**Stored rows:**
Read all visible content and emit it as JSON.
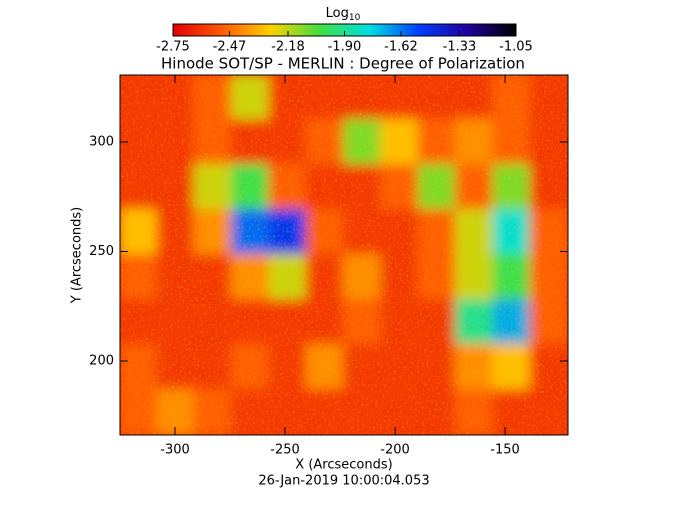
{
  "chart_data": {
    "type": "heatmap",
    "title": "Hinode SOT/SP - MERLIN : Degree of Polarization",
    "xlabel": "X (Arcseconds)",
    "ylabel": "Y (Arcseconds)",
    "annotation": "26-Jan-2019 10:00:04.053",
    "colorbar_label": "Log",
    "colorbar_label_sub": "10",
    "colorbar_lim": [
      -2.75,
      -1.05
    ],
    "colorbar_ticks": [
      -2.75,
      -2.47,
      -2.18,
      {
        "value": -1.9,
        "label": "-1.90"
      },
      -1.62,
      -1.33,
      -1.05
    ],
    "colormap": [
      "#e00000",
      "#ff5a00",
      "#ffd000",
      "#40e040",
      "#00e0e0",
      "#0040ff",
      "#2000a0",
      "#000000"
    ],
    "xlim": [
      -325,
      -121.4
    ],
    "ylim": [
      166.2,
      330.6
    ],
    "xticks": [
      -300,
      -250,
      -200,
      -150
    ],
    "yticks": [
      200,
      250,
      300
    ],
    "z": [
      [
        -2.6,
        -2.6,
        -2.5,
        -2.2,
        -2.6,
        -2.6,
        -2.6,
        -2.6,
        -2.6,
        -2.6,
        -2.5,
        -2.6
      ],
      [
        -2.6,
        -2.6,
        -2.5,
        -2.6,
        -2.6,
        -2.5,
        -2.1,
        -2.3,
        -2.5,
        -2.4,
        -2.5,
        -2.6
      ],
      [
        -2.6,
        -2.6,
        -2.2,
        -2.0,
        -2.5,
        -2.6,
        -2.6,
        -2.5,
        -2.1,
        -2.5,
        -2.1,
        -2.6
      ],
      [
        -2.3,
        -2.6,
        -2.4,
        -1.6,
        -1.5,
        -2.5,
        -2.6,
        -2.6,
        -2.5,
        -2.2,
        -1.8,
        -2.5
      ],
      [
        -2.5,
        -2.6,
        -2.6,
        -2.4,
        -2.2,
        -2.6,
        -2.4,
        -2.6,
        -2.5,
        -2.2,
        -2.0,
        -2.5
      ],
      [
        -2.6,
        -2.6,
        -2.6,
        -2.6,
        -2.6,
        -2.6,
        -2.5,
        -2.6,
        -2.6,
        -1.9,
        -1.7,
        -2.5
      ],
      [
        -2.5,
        -2.6,
        -2.6,
        -2.5,
        -2.6,
        -2.4,
        -2.6,
        -2.6,
        -2.6,
        -2.4,
        -2.3,
        -2.6
      ],
      [
        -2.5,
        -2.4,
        -2.5,
        -2.6,
        -2.6,
        -2.6,
        -2.6,
        -2.6,
        -2.6,
        -2.5,
        -2.6,
        -2.6
      ]
    ]
  }
}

**Task instructions:**
Print each of the records above exactly as written, leaving no picture in the copy.

**Solved exercise:**
Read all visible content and emit it as JSON.
{
  "chart_data": {
    "type": "heatmap",
    "title": "Hinode SOT/SP - MERLIN : Degree of Polarization",
    "xlabel": "X (Arcseconds)",
    "ylabel": "Y (Arcseconds)",
    "annotation": "26-Jan-2019 10:00:04.053",
    "colorbar_label": "Log",
    "colorbar_label_sub": "10",
    "colorbar_lim": [
      -2.75,
      -1.05
    ],
    "colorbar_ticks": [
      -2.75,
      -2.47,
      -2.18,
      {
        "value": -1.9,
        "label": "-1.90"
      },
      -1.62,
      -1.33,
      -1.05
    ],
    "colormap": [
      "#e00000",
      "#ff5a00",
      "#ffd000",
      "#40e040",
      "#00e0e0",
      "#0040ff",
      "#2000a0",
      "#000000"
    ],
    "xlim": [
      -325,
      -121.4
    ],
    "ylim": [
      166.2,
      330.6
    ],
    "xticks": [
      -300,
      -250,
      -200,
      -150
    ],
    "yticks": [
      200,
      250,
      300
    ],
    "z": [
      [
        -2.6,
        -2.6,
        -2.5,
        -2.2,
        -2.6,
        -2.6,
        -2.6,
        -2.6,
        -2.6,
        -2.6,
        -2.5,
        -2.6
      ],
      [
        -2.6,
        -2.6,
        -2.5,
        -2.6,
        -2.6,
        -2.5,
        -2.1,
        -2.3,
        -2.5,
        -2.4,
        -2.5,
        -2.6
      ],
      [
        -2.6,
        -2.6,
        -2.2,
        -2.0,
        -2.5,
        -2.6,
        -2.6,
        -2.5,
        -2.1,
        -2.5,
        -2.1,
        -2.6
      ],
      [
        -2.3,
        -2.6,
        -2.4,
        -1.6,
        -1.5,
        -2.5,
        -2.6,
        -2.6,
        -2.5,
        -2.2,
        -1.8,
        -2.5
      ],
      [
        -2.5,
        -2.6,
        -2.6,
        -2.4,
        -2.2,
        -2.6,
        -2.4,
        -2.6,
        -2.5,
        -2.2,
        -2.0,
        -2.5
      ],
      [
        -2.6,
        -2.6,
        -2.6,
        -2.6,
        -2.6,
        -2.6,
        -2.5,
        -2.6,
        -2.6,
        -1.9,
        -1.7,
        -2.5
      ],
      [
        -2.5,
        -2.6,
        -2.6,
        -2.5,
        -2.6,
        -2.4,
        -2.6,
        -2.6,
        -2.6,
        -2.4,
        -2.3,
        -2.6
      ],
      [
        -2.5,
        -2.4,
        -2.5,
        -2.6,
        -2.6,
        -2.6,
        -2.6,
        -2.6,
        -2.6,
        -2.5,
        -2.6,
        -2.6
      ]
    ]
  }
}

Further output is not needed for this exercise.